• [Task directions]:
Extract every line where the string "label" appears.

• [The records]:
....
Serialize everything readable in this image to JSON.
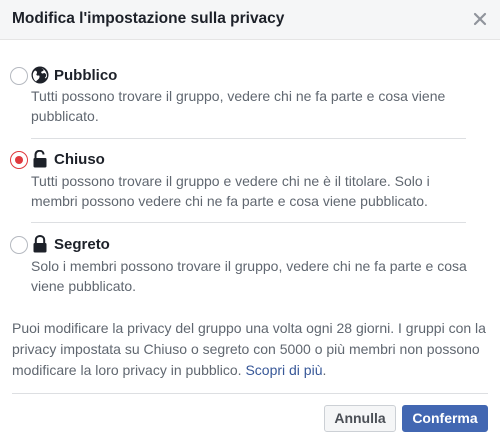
{
  "dialog": {
    "title": "Modifica l'impostazione sulla privacy",
    "close_icon": "close-icon"
  },
  "options": [
    {
      "label": "Pubblico",
      "description": "Tutti possono trovare il gruppo, vedere chi ne fa parte e cosa viene pubblicato.",
      "icon": "globe-icon",
      "selected": false
    },
    {
      "label": "Chiuso",
      "description": "Tutti possono trovare il gruppo e vedere chi ne è il titolare. Solo i membri possono vedere chi ne fa parte e cosa viene pubblicato.",
      "icon": "unlocked-padlock-icon",
      "selected": true
    },
    {
      "label": "Segreto",
      "description": "Solo i membri possono trovare il gruppo, vedere chi ne fa parte e cosa viene pubblicato.",
      "icon": "locked-padlock-icon",
      "selected": false
    }
  ],
  "info": {
    "text": "Puoi modificare la privacy del gruppo una volta ogni 28 giorni. I gruppi con la privacy impostata su Chiuso o segreto con 5000 o più membri non possono modificare la loro privacy in pubblico. ",
    "link": "Scopri di più",
    "trailing": "."
  },
  "buttons": {
    "cancel": "Annulla",
    "confirm": "Conferma"
  },
  "colors": {
    "accent_selected": "#e0393e",
    "primary_button": "#4267b2",
    "link": "#385898"
  }
}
....
• [Answer to the task]:
      "label": "Pubblico",
      "label": "Chiuso",
      "label": "Segreto",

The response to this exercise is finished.